GIVEN EXERCISE:
Produce a word-for-word copy of the listing below without its pictures.

-- Start --

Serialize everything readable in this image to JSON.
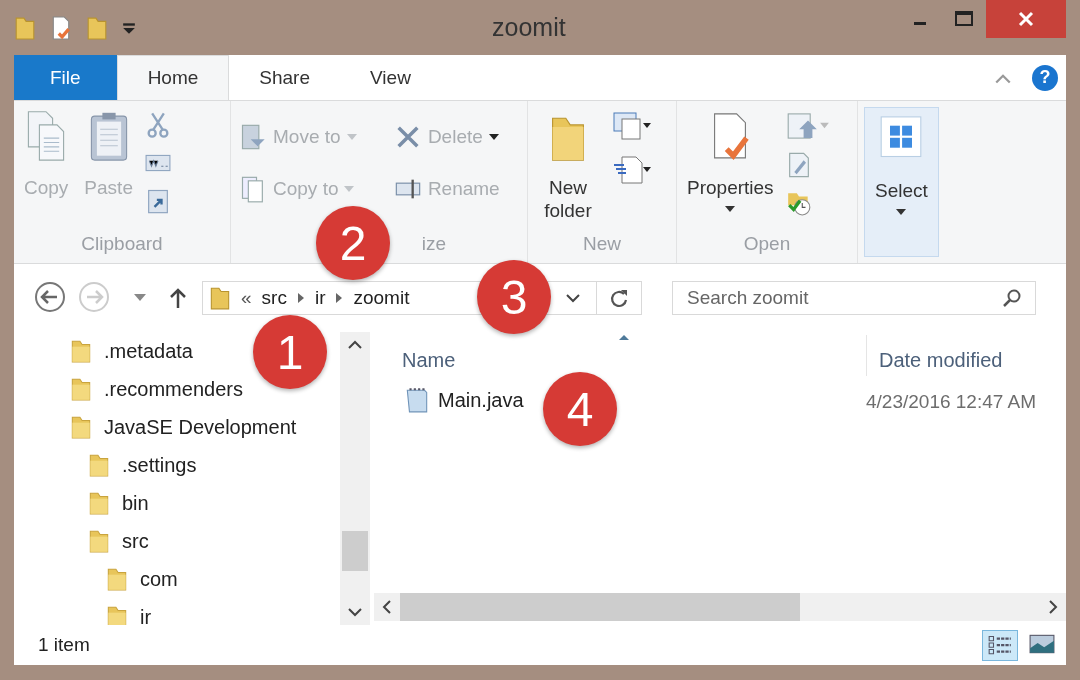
{
  "window": {
    "title": "zoomit"
  },
  "tabs": [
    {
      "label": "File",
      "kind": "file",
      "selected": false
    },
    {
      "label": "Home",
      "kind": "tab",
      "selected": true
    },
    {
      "label": "Share",
      "kind": "tab",
      "selected": false
    },
    {
      "label": "View",
      "kind": "tab",
      "selected": false
    }
  ],
  "ribbon": [
    {
      "label": "Clipboard",
      "commands": [
        {
          "label": "Copy",
          "kind": "large",
          "disabled": true,
          "dropdown": false
        },
        {
          "label": "Paste",
          "kind": "large",
          "disabled": true,
          "dropdown": false
        }
      ]
    },
    {
      "label": "ize",
      "commands": [
        {
          "label": "Move to",
          "kind": "small",
          "disabled": true,
          "dropdown": true
        },
        {
          "label": "Copy to",
          "kind": "small",
          "disabled": true,
          "dropdown": true
        },
        {
          "label": "Delete",
          "kind": "small",
          "disabled": true,
          "dropdown": true
        },
        {
          "label": "Rename",
          "kind": "small",
          "disabled": true,
          "dropdown": false
        }
      ]
    },
    {
      "label": "New",
      "commands": [
        {
          "label": "New folder",
          "kind": "large",
          "disabled": false,
          "dropdown": false
        }
      ]
    },
    {
      "label": "Open",
      "commands": [
        {
          "label": "Properties",
          "kind": "large",
          "disabled": false,
          "dropdown": true
        }
      ]
    },
    {
      "commands": [
        {
          "label": "Select",
          "kind": "large",
          "disabled": false,
          "dropdown": true
        }
      ]
    }
  ],
  "help": "?",
  "address": {
    "overflow": "«",
    "crumbs": [
      "src",
      "ir",
      "zoomit"
    ]
  },
  "search": {
    "placeholder": "Search zoomit"
  },
  "tree": [
    {
      "label": ".metadata"
    },
    {
      "label": ".recommenders"
    },
    {
      "label": "JavaSE Development",
      "children": [
        {
          "label": ".settings"
        },
        {
          "label": "bin"
        },
        {
          "label": "src",
          "children": [
            {
              "label": "com"
            },
            {
              "label": "ir"
            }
          ]
        }
      ]
    }
  ],
  "table": {
    "columns": [
      "Name",
      "Date modified"
    ],
    "rows": [
      {
        "name": "Main.java",
        "date": "4/23/2016 12:47 AM"
      }
    ]
  },
  "status_bar": {
    "text": "1 item",
    "views": [
      {
        "selected": true
      },
      {
        "selected": false
      }
    ]
  },
  "annotations": [
    {
      "number": "1"
    },
    {
      "number": "2"
    },
    {
      "number": "3"
    },
    {
      "number": "4"
    }
  ]
}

-- End --

SOLUTION:
Serialize everything readable in this image to JSON.
{
  "window": {
    "title": "zoomit"
  },
  "tabs": [
    {
      "label": "File",
      "kind": "file",
      "selected": false
    },
    {
      "label": "Home",
      "kind": "tab",
      "selected": true
    },
    {
      "label": "Share",
      "kind": "tab",
      "selected": false
    },
    {
      "label": "View",
      "kind": "tab",
      "selected": false
    }
  ],
  "ribbon": [
    {
      "label": "Clipboard",
      "commands": [
        {
          "label": "Copy",
          "kind": "large",
          "disabled": true,
          "dropdown": false
        },
        {
          "label": "Paste",
          "kind": "large",
          "disabled": true,
          "dropdown": false
        }
      ]
    },
    {
      "label": "ize",
      "commands": [
        {
          "label": "Move to",
          "kind": "small",
          "disabled": true,
          "dropdown": true
        },
        {
          "label": "Copy to",
          "kind": "small",
          "disabled": true,
          "dropdown": true
        },
        {
          "label": "Delete",
          "kind": "small",
          "disabled": true,
          "dropdown": true
        },
        {
          "label": "Rename",
          "kind": "small",
          "disabled": true,
          "dropdown": false
        }
      ]
    },
    {
      "label": "New",
      "commands": [
        {
          "label": "New folder",
          "kind": "large",
          "disabled": false,
          "dropdown": false
        }
      ]
    },
    {
      "label": "Open",
      "commands": [
        {
          "label": "Properties",
          "kind": "large",
          "disabled": false,
          "dropdown": true
        }
      ]
    },
    {
      "commands": [
        {
          "label": "Select",
          "kind": "large",
          "disabled": false,
          "dropdown": true
        }
      ]
    }
  ],
  "help": "?",
  "address": {
    "overflow": "«",
    "crumbs": [
      "src",
      "ir",
      "zoomit"
    ]
  },
  "search": {
    "placeholder": "Search zoomit"
  },
  "tree": [
    {
      "label": ".metadata"
    },
    {
      "label": ".recommenders"
    },
    {
      "label": "JavaSE Development",
      "children": [
        {
          "label": ".settings"
        },
        {
          "label": "bin"
        },
        {
          "label": "src",
          "children": [
            {
              "label": "com"
            },
            {
              "label": "ir"
            }
          ]
        }
      ]
    }
  ],
  "table": {
    "columns": [
      "Name",
      "Date modified"
    ],
    "rows": [
      {
        "name": "Main.java",
        "date": "4/23/2016 12:47 AM"
      }
    ]
  },
  "status_bar": {
    "text": "1 item",
    "views": [
      {
        "selected": true
      },
      {
        "selected": false
      }
    ]
  },
  "annotations": [
    {
      "number": "1"
    },
    {
      "number": "2"
    },
    {
      "number": "3"
    },
    {
      "number": "4"
    }
  ]
}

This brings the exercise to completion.